Data listing
============================================================
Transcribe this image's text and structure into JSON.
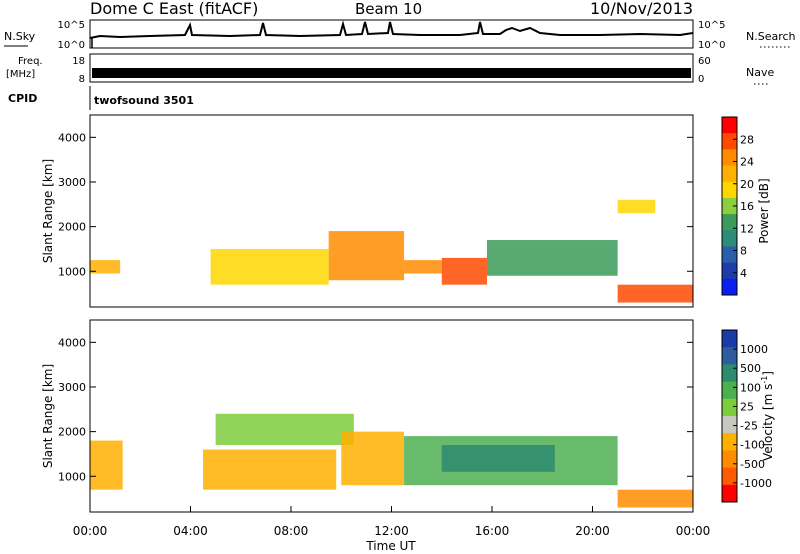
{
  "header": {
    "station": "Dome C East (fitACF)",
    "beam": "Beam 10",
    "date": "10/Nov/2013"
  },
  "top_panels": {
    "nsky_label": "N.Sky",
    "nsky_ticks": [
      "10^5",
      "10^0"
    ],
    "nsearch_label": "N.Search",
    "nsearch_ticks": [
      "10^5",
      "10^0"
    ],
    "freq_label": "Freq.",
    "freq_unit": "[MHz]",
    "freq_ticks": [
      "18",
      "8"
    ],
    "nave_label": "Nave",
    "nave_ticks": [
      "60",
      "0"
    ],
    "cpid_label": "CPID",
    "cpid_value": "twofsound 3501"
  },
  "chart_data": [
    {
      "type": "heatmap",
      "name": "power",
      "ylabel": "Slant Range [km]",
      "yticks": [
        "1000",
        "2000",
        "3000",
        "4000"
      ],
      "ylim": [
        200,
        4500
      ],
      "xlim": [
        0,
        24
      ],
      "colorbar_label": "Power [dB]",
      "colorbar_ticks": [
        "28",
        "24",
        "20",
        "16",
        "12",
        "8",
        "4"
      ],
      "colorbar_colors": [
        "#ff0000",
        "#ff4a00",
        "#ff8c00",
        "#ffb000",
        "#ffd700",
        "#8ccf3c",
        "#3c9a5a",
        "#2e8b7a",
        "#2b5ea8",
        "#1e3ca8",
        "#0a1ef0"
      ],
      "bands": [
        {
          "t": [
            0.0,
            1.2
          ],
          "range": [
            950,
            1250
          ],
          "value": 22
        },
        {
          "t": [
            4.8,
            9.5
          ],
          "range": [
            700,
            1500
          ],
          "value": 20
        },
        {
          "t": [
            9.5,
            12.5
          ],
          "range": [
            800,
            1900
          ],
          "value": 24
        },
        {
          "t": [
            12.5,
            14.0
          ],
          "range": [
            950,
            1250
          ],
          "value": 25
        },
        {
          "t": [
            14.0,
            15.8
          ],
          "range": [
            700,
            1300
          ],
          "value": 27
        },
        {
          "t": [
            15.8,
            21.0
          ],
          "range": [
            900,
            1700
          ],
          "value": 14
        },
        {
          "t": [
            21.0,
            24.0
          ],
          "range": [
            300,
            700
          ],
          "value": 28
        },
        {
          "t": [
            21.0,
            22.5
          ],
          "range": [
            2300,
            2600
          ],
          "value": 20
        }
      ]
    },
    {
      "type": "heatmap",
      "name": "velocity",
      "ylabel": "Slant Range [km]",
      "yticks": [
        "1000",
        "2000",
        "3000",
        "4000"
      ],
      "ylim": [
        200,
        4500
      ],
      "xlim": [
        0,
        24
      ],
      "xlabel": "Time UT",
      "xticks": [
        "00:00",
        "04:00",
        "08:00",
        "12:00",
        "16:00",
        "20:00",
        "00:00"
      ],
      "colorbar_label": "Velocity [m s",
      "colorbar_sup": "-1",
      "colorbar_unit_close": "]",
      "colorbar_ticks": [
        "1000",
        "500",
        "100",
        "25",
        "-25",
        "-100",
        "-500",
        "-1000"
      ],
      "colorbar_colors": [
        "#1a3aa8",
        "#2e5c9e",
        "#2e8b6e",
        "#4caf50",
        "#7ccd3c",
        "#c8c8c0",
        "#ffb000",
        "#ff8c00",
        "#ff5a00",
        "#ff0000"
      ],
      "bands": [
        {
          "t": [
            0.0,
            1.3
          ],
          "range": [
            700,
            1800
          ],
          "value": -100
        },
        {
          "t": [
            4.5,
            9.8
          ],
          "range": [
            700,
            1600
          ],
          "value": -100
        },
        {
          "t": [
            5.0,
            10.5
          ],
          "range": [
            1700,
            2400
          ],
          "value": 25
        },
        {
          "t": [
            10.0,
            12.5
          ],
          "range": [
            800,
            2000
          ],
          "value": -100
        },
        {
          "t": [
            12.5,
            21.0
          ],
          "range": [
            800,
            1900
          ],
          "value": 100
        },
        {
          "t": [
            14.0,
            18.5
          ],
          "range": [
            1100,
            1700
          ],
          "value": 500
        },
        {
          "t": [
            21.0,
            24.0
          ],
          "range": [
            300,
            700
          ],
          "value": -300
        }
      ]
    }
  ]
}
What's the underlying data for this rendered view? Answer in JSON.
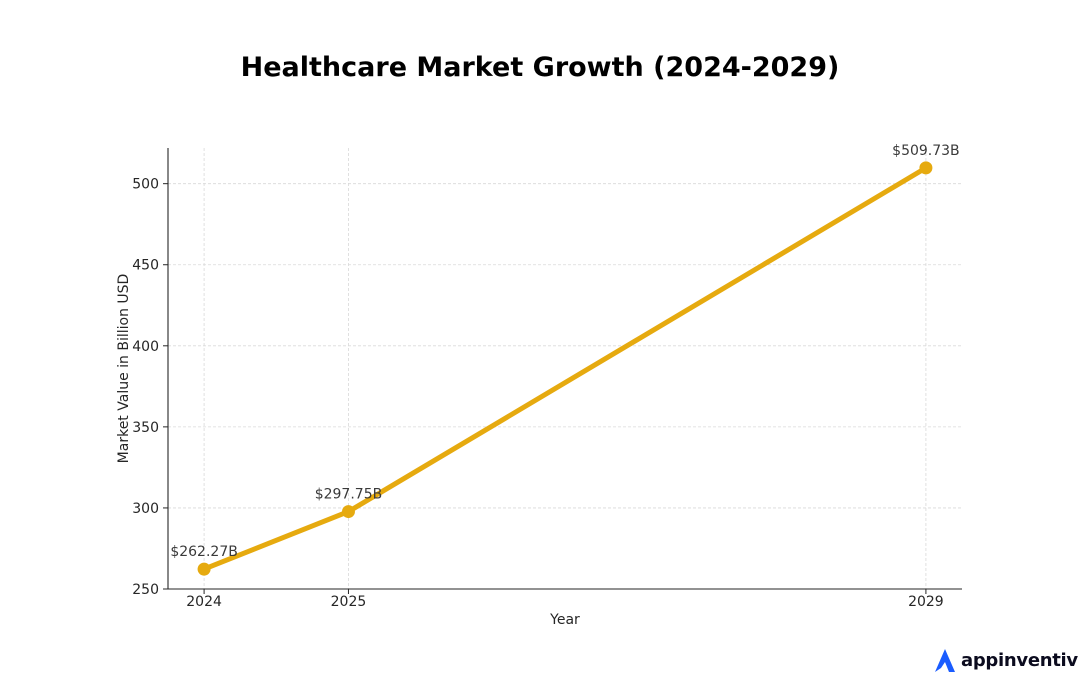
{
  "chart_data": {
    "type": "line",
    "title": "Healthcare Market Growth (2024-2029)",
    "xlabel": "Year",
    "ylabel": "Market Value in Billion USD",
    "x": [
      2024,
      2025,
      2029
    ],
    "x_tick_labels": [
      "2024",
      "2025",
      "2029"
    ],
    "values": [
      262.27,
      297.75,
      509.73
    ],
    "data_labels": [
      "$262.27B",
      "$297.75B",
      "$509.73B"
    ],
    "y_ticks": [
      250,
      300,
      350,
      400,
      450,
      500
    ],
    "xlim": [
      2023.75,
      2029.25
    ],
    "ylim": [
      250,
      522
    ],
    "grid": true,
    "line_color": "#e6aa0f",
    "grid_color": "#d9d9d9"
  },
  "brand": {
    "name": "appinventiv",
    "logo_icon": "appinventiv-logo-icon",
    "logo_color": "#1a5cff"
  }
}
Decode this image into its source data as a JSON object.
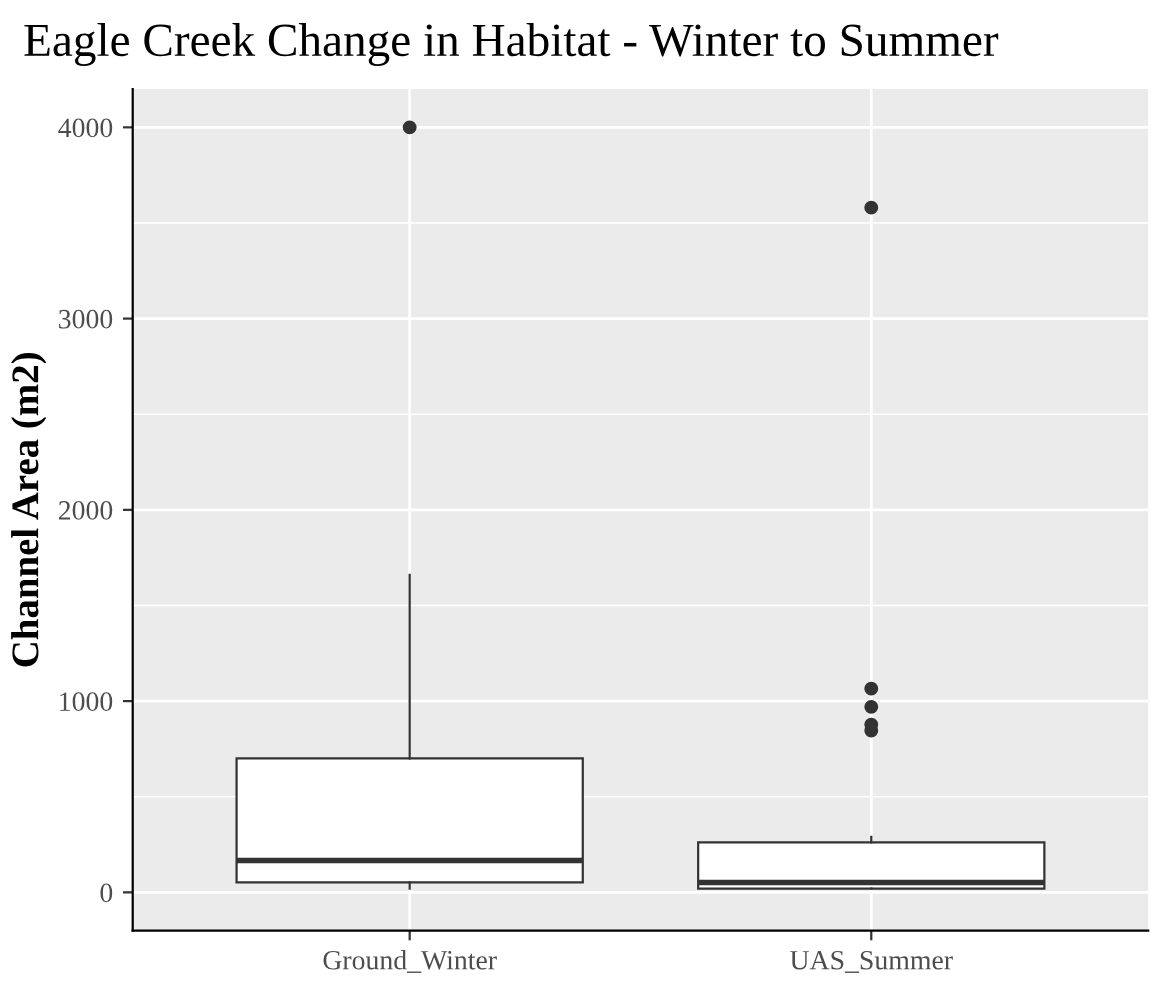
{
  "chart_data": {
    "type": "box",
    "title": "Eagle Creek Change in Habitat - Winter to Summer",
    "ylabel": "Channel Area (m2)",
    "categories": [
      "Ground_Winter",
      "UAS_Summer"
    ],
    "boxes": [
      {
        "low": 20,
        "q1": 52,
        "median": 167,
        "q3": 700,
        "high": 1660,
        "outliers": [
          4000
        ]
      },
      {
        "low": 20,
        "q1": 20,
        "median": 52,
        "q3": 261,
        "high": 290,
        "outliers": [
          3580,
          1065,
          970,
          877,
          846
        ]
      }
    ],
    "ylim": [
      -200,
      4200
    ],
    "yticks": [
      0,
      1000,
      2000,
      3000,
      4000
    ],
    "grid": true
  }
}
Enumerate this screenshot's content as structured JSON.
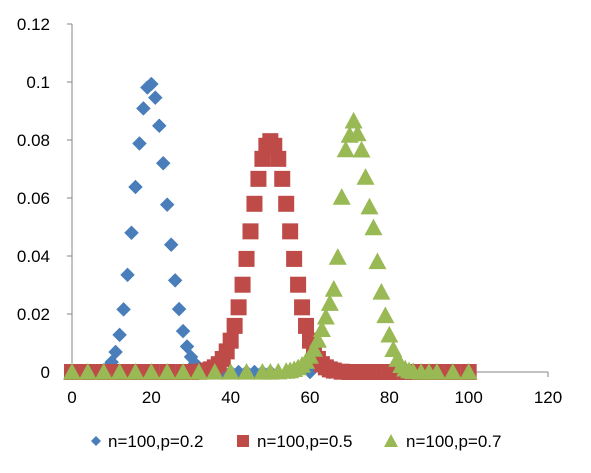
{
  "chart_data": {
    "type": "scatter",
    "title": "",
    "xlabel": "",
    "ylabel": "",
    "xlim": [
      0,
      120
    ],
    "ylim": [
      0,
      0.12
    ],
    "x_ticks": [
      0,
      20,
      40,
      60,
      80,
      100,
      120
    ],
    "y_ticks": [
      0,
      0.02,
      0.04,
      0.06,
      0.08,
      0.1,
      0.12
    ],
    "x_tick_labels": [
      "0",
      "20",
      "40",
      "60",
      "80",
      "100",
      "120"
    ],
    "y_tick_labels": [
      "0",
      "0.02",
      "0.04",
      "0.06",
      "0.08",
      "0.1",
      "0.12"
    ],
    "grid": false,
    "legend_position": "bottom",
    "series": [
      {
        "name": "n=100,p=0.2",
        "marker": "diamond",
        "color": "#4a7ebb",
        "x": [
          0,
          2,
          4,
          6,
          8,
          9,
          10,
          11,
          12,
          13,
          14,
          15,
          16,
          17,
          18,
          19,
          20,
          21,
          22,
          23,
          24,
          25,
          26,
          27,
          28,
          29,
          30,
          31,
          32,
          33,
          34,
          35,
          36,
          38,
          40,
          42,
          44,
          46,
          48,
          50,
          55,
          60,
          65,
          70,
          75,
          80,
          85,
          90,
          95,
          100
        ],
        "y": [
          0,
          0,
          0,
          0.0001,
          0.0006,
          0.0015,
          0.0034,
          0.0069,
          0.0128,
          0.0216,
          0.0335,
          0.048,
          0.0638,
          0.0788,
          0.0909,
          0.0981,
          0.0993,
          0.0946,
          0.0849,
          0.072,
          0.0577,
          0.0439,
          0.0316,
          0.0217,
          0.0141,
          0.0088,
          0.0052,
          0.0029,
          0.0016,
          0.0008,
          0.0004,
          0.0002,
          0.0001,
          0,
          0,
          0,
          0,
          0,
          0,
          0,
          0,
          0,
          0,
          0,
          0,
          0,
          0,
          0,
          0,
          0
        ]
      },
      {
        "name": "n=100,p=0.5",
        "marker": "square",
        "color": "#be4b48",
        "x": [
          0,
          4,
          8,
          12,
          16,
          20,
          24,
          28,
          30,
          32,
          34,
          35,
          36,
          37,
          38,
          39,
          40,
          41,
          42,
          43,
          44,
          45,
          46,
          47,
          48,
          49,
          50,
          51,
          52,
          53,
          54,
          55,
          56,
          57,
          58,
          59,
          60,
          61,
          62,
          63,
          64,
          65,
          66,
          68,
          70,
          72,
          76,
          80,
          84,
          88,
          92,
          96,
          100
        ],
        "y": [
          0,
          0,
          0,
          0,
          0,
          0,
          0,
          0,
          0,
          0.0001,
          0.0005,
          0.0009,
          0.0016,
          0.0027,
          0.0045,
          0.0071,
          0.0108,
          0.0159,
          0.0223,
          0.0301,
          0.039,
          0.0485,
          0.058,
          0.0666,
          0.0735,
          0.078,
          0.0796,
          0.078,
          0.0735,
          0.0666,
          0.058,
          0.0485,
          0.039,
          0.0301,
          0.0223,
          0.0159,
          0.0108,
          0.0071,
          0.0045,
          0.0027,
          0.0016,
          0.0009,
          0.0005,
          0.0001,
          0,
          0,
          0,
          0,
          0,
          0,
          0,
          0,
          0
        ]
      },
      {
        "name": "n=100,p=0.7",
        "marker": "triangle",
        "color": "#98b954",
        "x": [
          0,
          4,
          8,
          12,
          16,
          20,
          24,
          28,
          32,
          36,
          40,
          44,
          48,
          50,
          52,
          54,
          55,
          56,
          57,
          58,
          59,
          60,
          61,
          62,
          63,
          64,
          65,
          66,
          67,
          68,
          69,
          70,
          71,
          72,
          73,
          74,
          75,
          76,
          77,
          78,
          79,
          80,
          81,
          82,
          83,
          84,
          85,
          86,
          88,
          90,
          92,
          96,
          100
        ],
        "y": [
          0,
          0,
          0,
          0,
          0,
          0,
          0,
          0,
          0,
          0,
          0,
          0,
          0,
          0,
          0.0001,
          0.0003,
          0.0005,
          0.0009,
          0.0015,
          0.0024,
          0.0037,
          0.0055,
          0.0079,
          0.011,
          0.0147,
          0.019,
          0.0237,
          0.0286,
          0.0396,
          0.0603,
          0.0767,
          0.0817,
          0.0866,
          0.0822,
          0.0766,
          0.0672,
          0.057,
          0.0498,
          0.0381,
          0.0276,
          0.0195,
          0.0128,
          0.0078,
          0.0044,
          0.0023,
          0.0011,
          0.0005,
          0.0002,
          0,
          0,
          0,
          0,
          0
        ]
      }
    ]
  }
}
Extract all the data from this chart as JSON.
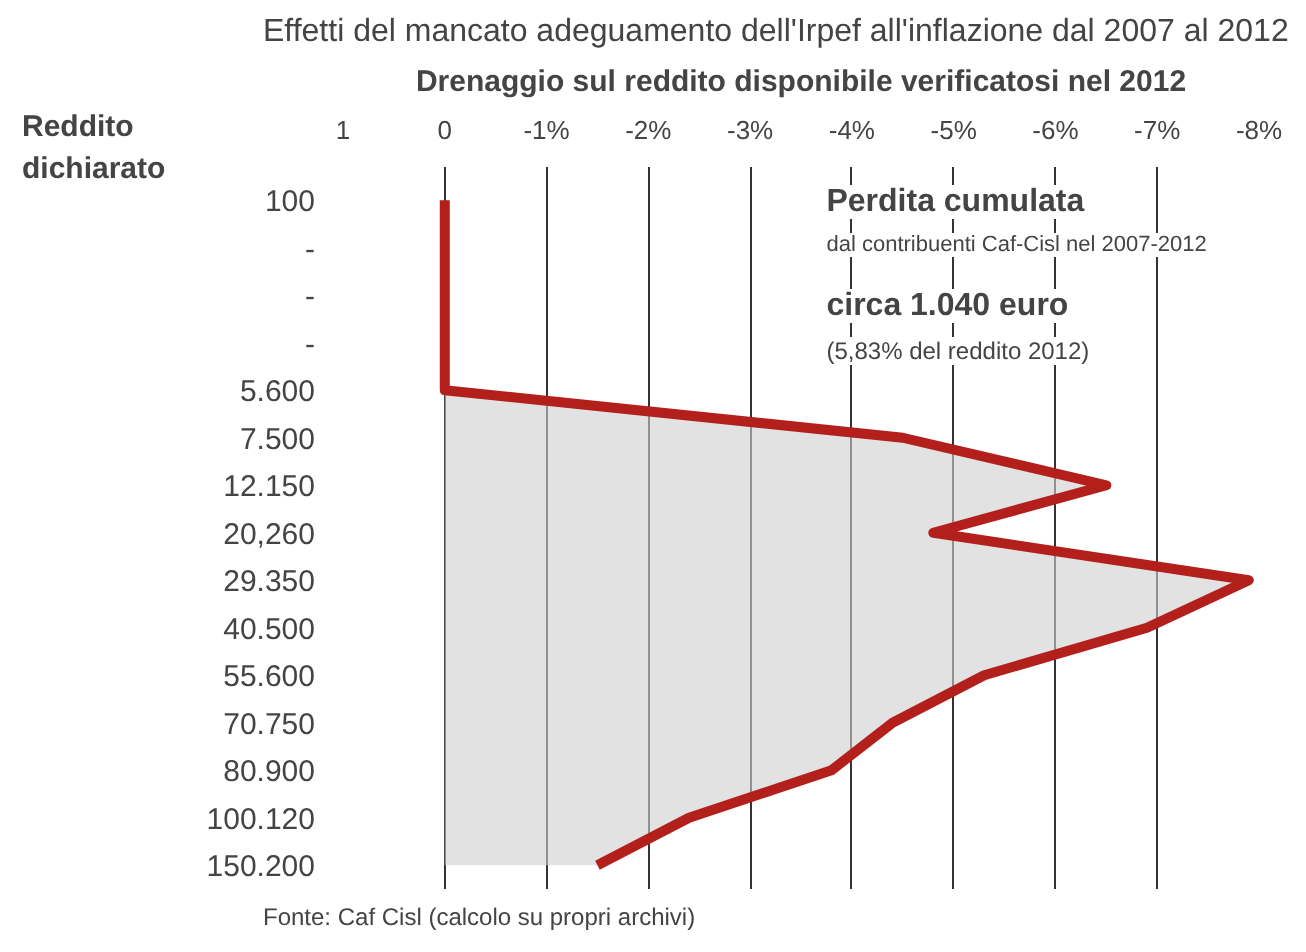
{
  "chart_data": {
    "type": "area",
    "orientation": "horizontal",
    "title": "Effetti del mancato adeguamento dell'Irpef all'inflazione dal 2007 al 2012",
    "xlabel": "Drenaggio sul reddito disponibile verificatosi nel 2012",
    "ylabel": "Reddito dichiarato",
    "categories": [
      "100",
      "-",
      "-",
      "-",
      "5.600",
      "7.500",
      "12.150",
      "20,260",
      "29.350",
      "40.500",
      "55.600",
      "70.750",
      "80.900",
      "100.120",
      "150.200"
    ],
    "series": [
      {
        "color": "#b3201c",
        "values": [
          0,
          0,
          0,
          0,
          0,
          -4.5,
          -6.5,
          -4.8,
          -7.9,
          -6.9,
          -5.3,
          -4.4,
          -3.8,
          -2.4,
          -1.5
        ]
      }
    ],
    "xlim": [
      1,
      -8
    ],
    "xticks": [
      1,
      0,
      {
        "value": -1,
        "label": "-1%"
      },
      {
        "value": -2,
        "label": "-2%"
      },
      {
        "value": -3,
        "label": "-3%"
      },
      {
        "value": -4,
        "label": "-4%"
      },
      {
        "value": -5,
        "label": "-5%"
      },
      {
        "value": -6,
        "label": "-6%"
      },
      {
        "value": -7,
        "label": "-7%"
      },
      {
        "value": -8,
        "label": "-8%"
      }
    ],
    "grid": "x",
    "annotations": [
      "Perdita cumulata",
      "dal contribuenti Caf-Cisl nel 2007-2012",
      "circa 1.040 euro",
      "(5,83% del reddito 2012)",
      "Fonte: Caf Cisl (calcolo su propri archivi)"
    ]
  }
}
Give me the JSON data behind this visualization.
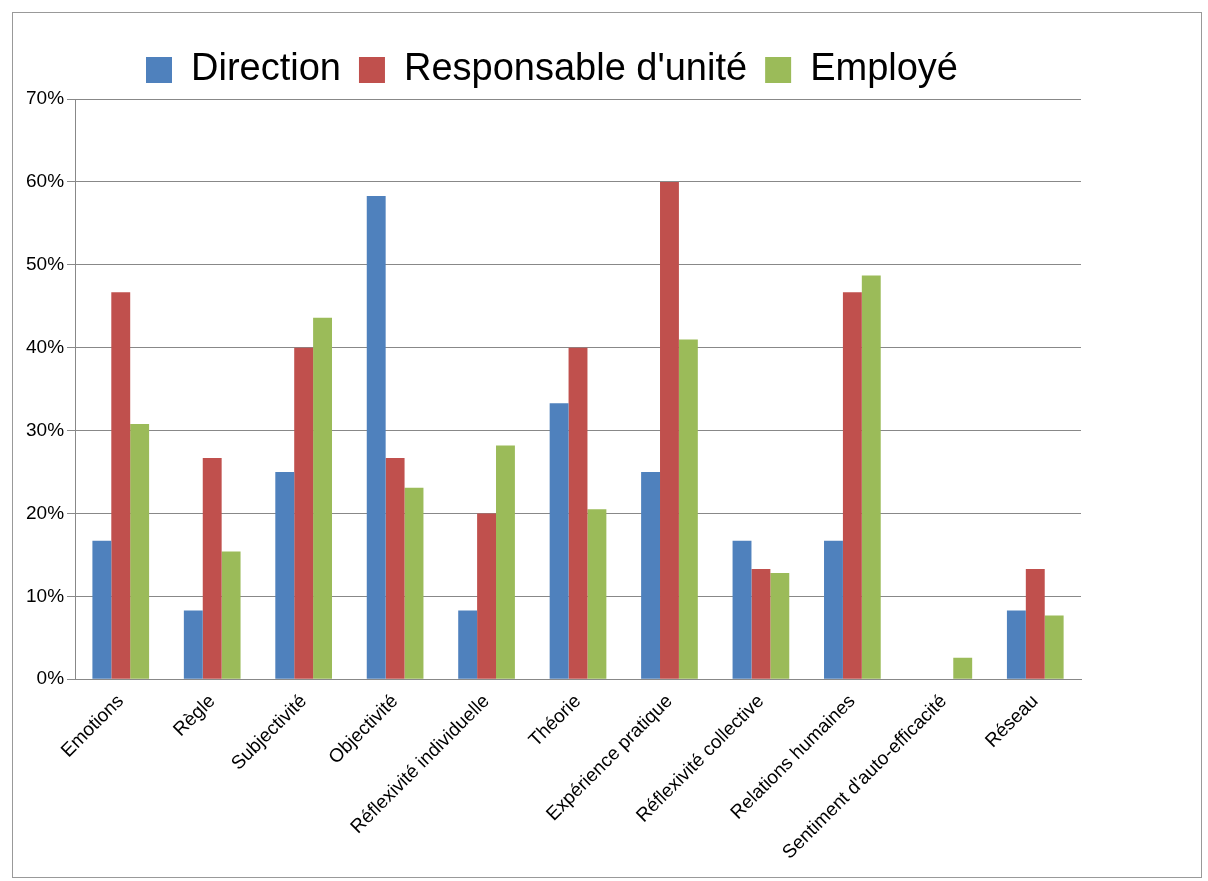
============================================================
◆ Aim of the task ◆
Isolate the lines that hold the word "xlabel" and copy all of them.

◆ Response ◆
      "xlabel": "Time UT",
    "xlabel": "Year",
    "xlabel": "",
    "xlabel": "Drenaggio sul reddito disponibile verificatosi nel 2012",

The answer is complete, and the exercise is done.